→ **Input records**

· · · · · · ·

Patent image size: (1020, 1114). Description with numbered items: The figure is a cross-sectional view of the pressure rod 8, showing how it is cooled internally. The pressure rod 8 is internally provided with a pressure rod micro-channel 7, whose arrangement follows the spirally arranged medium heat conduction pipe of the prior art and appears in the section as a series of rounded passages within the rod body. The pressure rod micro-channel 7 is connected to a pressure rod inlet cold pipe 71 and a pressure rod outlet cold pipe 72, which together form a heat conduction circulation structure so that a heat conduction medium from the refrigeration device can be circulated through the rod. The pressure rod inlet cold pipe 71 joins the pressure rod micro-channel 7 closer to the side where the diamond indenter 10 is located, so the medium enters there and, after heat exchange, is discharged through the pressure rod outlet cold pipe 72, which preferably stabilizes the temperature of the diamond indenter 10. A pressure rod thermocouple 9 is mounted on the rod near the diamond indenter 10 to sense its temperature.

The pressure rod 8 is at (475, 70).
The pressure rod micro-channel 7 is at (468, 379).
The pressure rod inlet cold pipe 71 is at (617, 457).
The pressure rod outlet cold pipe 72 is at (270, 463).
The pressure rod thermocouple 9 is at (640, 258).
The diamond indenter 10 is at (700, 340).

· · · · · · ·

→ **Stated problem**
Write out each of the lines above word for word, with nothing changed.

→ **Exercise answer**
Patent image size: (1020, 1114). Description with numbered items: The figure is a cross-sectional view of the pressure rod 8, showing how it is cooled internally. The pressure rod 8 is internally provided with a pressure rod micro-channel 7, whose arrangement follows the spirally arranged medium heat conduction pipe of the prior art and appears in the section as a series of rounded passages within the rod body. The pressure rod micro-channel 7 is connected to a pressure rod inlet cold pipe 71 and a pressure rod outlet cold pipe 72, which together form a heat conduction circulation structure so that a heat conduction medium from the refrigeration device can be circulated through the rod. The pressure rod inlet cold pipe 71 joins the pressure rod micro-channel 7 closer to the side where the diamond indenter 10 is located, so the medium enters there and, after heat exchange, is discharged through the pressure rod outlet cold pipe 72, which preferably stabilizes the temperature of the diamond indenter 10. A pressure rod thermocouple 9 is mounted on the rod near the diamond indenter 10 to sense its temperature.

The pressure rod 8 is at (475, 70).
The pressure rod micro-channel 7 is at (468, 379).
The pressure rod inlet cold pipe 71 is at (617, 457).
The pressure rod outlet cold pipe 72 is at (270, 463).
The pressure rod thermocouple 9 is at (640, 258).
The diamond indenter 10 is at (700, 340).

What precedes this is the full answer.